Begin RAW RECORDS

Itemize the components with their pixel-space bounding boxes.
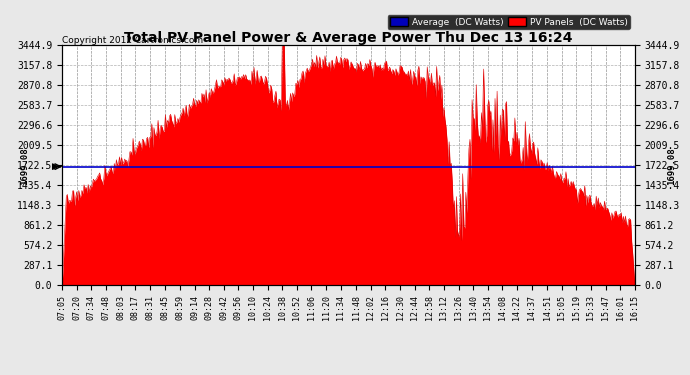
Legend: Average  (DC Watts), PV Panels  (DC Watts): Average (DC Watts), PV Panels (DC Watts) [388,15,630,29]
Text: 1699.08: 1699.08 [21,148,30,186]
Title: Total PV Panel Power & Average Power Thu Dec 13 16:24: Total PV Panel Power & Average Power Thu… [124,31,573,45]
Text: 1699.08: 1699.08 [667,148,676,186]
Text: Copyright 2012 Cartronics.com: Copyright 2012 Cartronics.com [62,36,204,45]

End RAW RECORDS

** WORK REQUIRED **
Reproduce every line of the data above word for word, but leave out the pictures.

** EXERCISE OUTPUT **
Itemize the components with their pixel-space bounding boxes.
Legend: Average  (DC Watts), PV Panels  (DC Watts): Average (DC Watts), PV Panels (DC Watts) [388,15,630,29]
Text: 1699.08: 1699.08 [21,148,30,186]
Title: Total PV Panel Power & Average Power Thu Dec 13 16:24: Total PV Panel Power & Average Power Thu… [124,31,573,45]
Text: 1699.08: 1699.08 [667,148,676,186]
Text: Copyright 2012 Cartronics.com: Copyright 2012 Cartronics.com [62,36,204,45]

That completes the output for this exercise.